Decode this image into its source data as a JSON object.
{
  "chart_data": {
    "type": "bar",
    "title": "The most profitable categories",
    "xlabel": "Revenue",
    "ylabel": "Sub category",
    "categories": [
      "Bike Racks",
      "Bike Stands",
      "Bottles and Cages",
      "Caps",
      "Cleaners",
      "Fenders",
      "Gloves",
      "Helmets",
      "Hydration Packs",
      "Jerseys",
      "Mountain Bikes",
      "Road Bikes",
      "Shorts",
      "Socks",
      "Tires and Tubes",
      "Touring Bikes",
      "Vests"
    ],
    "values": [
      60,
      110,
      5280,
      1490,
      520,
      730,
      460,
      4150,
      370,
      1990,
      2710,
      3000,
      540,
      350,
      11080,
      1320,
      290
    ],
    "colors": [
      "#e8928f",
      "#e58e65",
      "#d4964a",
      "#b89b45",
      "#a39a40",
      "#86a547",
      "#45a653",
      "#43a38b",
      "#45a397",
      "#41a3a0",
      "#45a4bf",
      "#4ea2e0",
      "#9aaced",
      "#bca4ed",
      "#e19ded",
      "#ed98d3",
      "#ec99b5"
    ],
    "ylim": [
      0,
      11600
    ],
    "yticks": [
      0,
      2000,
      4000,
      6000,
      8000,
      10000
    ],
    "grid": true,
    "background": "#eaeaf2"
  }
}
====================
Recopy the entries above exactly, with every line included.

_Task answer:_
Decode this image into its source data as a JSON object.
{
  "chart_data": {
    "type": "bar",
    "title": "The most profitable categories",
    "xlabel": "Revenue",
    "ylabel": "Sub category",
    "categories": [
      "Bike Racks",
      "Bike Stands",
      "Bottles and Cages",
      "Caps",
      "Cleaners",
      "Fenders",
      "Gloves",
      "Helmets",
      "Hydration Packs",
      "Jerseys",
      "Mountain Bikes",
      "Road Bikes",
      "Shorts",
      "Socks",
      "Tires and Tubes",
      "Touring Bikes",
      "Vests"
    ],
    "values": [
      60,
      110,
      5280,
      1490,
      520,
      730,
      460,
      4150,
      370,
      1990,
      2710,
      3000,
      540,
      350,
      11080,
      1320,
      290
    ],
    "colors": [
      "#e8928f",
      "#e58e65",
      "#d4964a",
      "#b89b45",
      "#a39a40",
      "#86a547",
      "#45a653",
      "#43a38b",
      "#45a397",
      "#41a3a0",
      "#45a4bf",
      "#4ea2e0",
      "#9aaced",
      "#bca4ed",
      "#e19ded",
      "#ed98d3",
      "#ec99b5"
    ],
    "ylim": [
      0,
      11600
    ],
    "yticks": [
      0,
      2000,
      4000,
      6000,
      8000,
      10000
    ],
    "grid": true,
    "background": "#eaeaf2"
  }
}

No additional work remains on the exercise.